> **LISTING**:
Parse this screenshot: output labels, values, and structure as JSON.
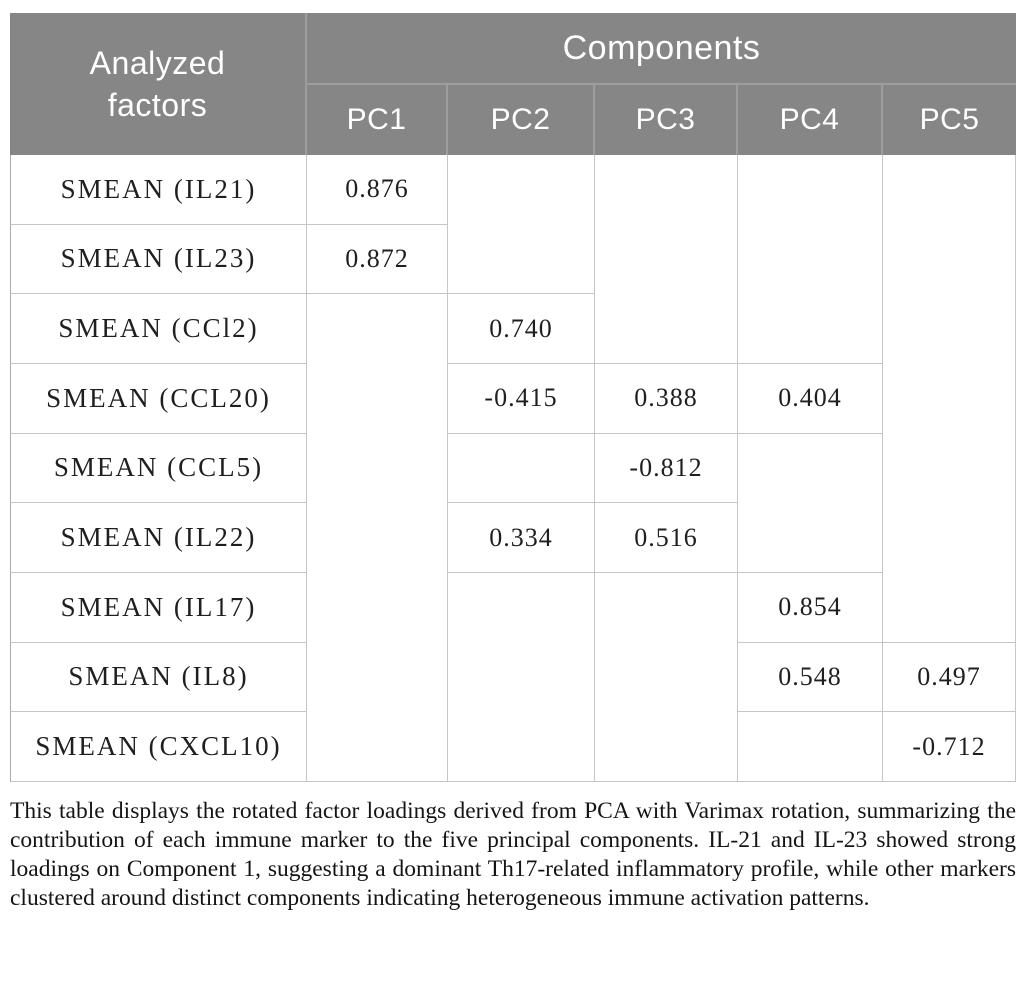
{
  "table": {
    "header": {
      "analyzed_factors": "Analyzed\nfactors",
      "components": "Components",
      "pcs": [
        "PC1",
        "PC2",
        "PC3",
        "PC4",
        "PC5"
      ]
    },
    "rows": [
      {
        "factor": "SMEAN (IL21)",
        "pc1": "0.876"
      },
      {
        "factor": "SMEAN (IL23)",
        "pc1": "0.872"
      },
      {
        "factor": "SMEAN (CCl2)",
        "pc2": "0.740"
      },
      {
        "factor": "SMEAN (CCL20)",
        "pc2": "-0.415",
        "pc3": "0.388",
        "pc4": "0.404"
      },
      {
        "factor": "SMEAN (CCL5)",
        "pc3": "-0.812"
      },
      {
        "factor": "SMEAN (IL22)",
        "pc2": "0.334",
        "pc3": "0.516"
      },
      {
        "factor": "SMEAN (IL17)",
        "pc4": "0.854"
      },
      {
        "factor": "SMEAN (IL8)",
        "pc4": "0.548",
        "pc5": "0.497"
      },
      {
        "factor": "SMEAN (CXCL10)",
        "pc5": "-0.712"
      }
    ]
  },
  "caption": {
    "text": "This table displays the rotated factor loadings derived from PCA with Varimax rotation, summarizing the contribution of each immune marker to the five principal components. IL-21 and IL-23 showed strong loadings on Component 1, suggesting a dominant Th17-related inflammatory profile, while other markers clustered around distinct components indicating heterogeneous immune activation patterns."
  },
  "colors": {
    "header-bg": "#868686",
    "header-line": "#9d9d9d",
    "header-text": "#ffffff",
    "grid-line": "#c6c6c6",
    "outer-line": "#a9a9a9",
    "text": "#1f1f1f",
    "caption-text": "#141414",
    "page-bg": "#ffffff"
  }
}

> **DESCRIPTION OF THE TASK**:
Print all of the records shown above exactly, leaving out each picture.

> **SOLUTION FOR THIS TASK**:
Parse this screenshot: output labels, values, and structure as JSON.
{
  "table": {
    "header": {
      "analyzed_factors": "Analyzed\nfactors",
      "components": "Components",
      "pcs": [
        "PC1",
        "PC2",
        "PC3",
        "PC4",
        "PC5"
      ]
    },
    "rows": [
      {
        "factor": "SMEAN (IL21)",
        "pc1": "0.876"
      },
      {
        "factor": "SMEAN (IL23)",
        "pc1": "0.872"
      },
      {
        "factor": "SMEAN (CCl2)",
        "pc2": "0.740"
      },
      {
        "factor": "SMEAN (CCL20)",
        "pc2": "-0.415",
        "pc3": "0.388",
        "pc4": "0.404"
      },
      {
        "factor": "SMEAN (CCL5)",
        "pc3": "-0.812"
      },
      {
        "factor": "SMEAN (IL22)",
        "pc2": "0.334",
        "pc3": "0.516"
      },
      {
        "factor": "SMEAN (IL17)",
        "pc4": "0.854"
      },
      {
        "factor": "SMEAN (IL8)",
        "pc4": "0.548",
        "pc5": "0.497"
      },
      {
        "factor": "SMEAN (CXCL10)",
        "pc5": "-0.712"
      }
    ]
  },
  "caption": {
    "text": "This table displays the rotated factor loadings derived from PCA with Varimax rotation, summarizing the contribution of each immune marker to the five principal components. IL-21 and IL-23 showed strong loadings on Component 1, suggesting a dominant Th17-related inflammatory profile, while other markers clustered around distinct components indicating heterogeneous immune activation patterns."
  },
  "colors": {
    "header-bg": "#868686",
    "header-line": "#9d9d9d",
    "header-text": "#ffffff",
    "grid-line": "#c6c6c6",
    "outer-line": "#a9a9a9",
    "text": "#1f1f1f",
    "caption-text": "#141414",
    "page-bg": "#ffffff"
  }
}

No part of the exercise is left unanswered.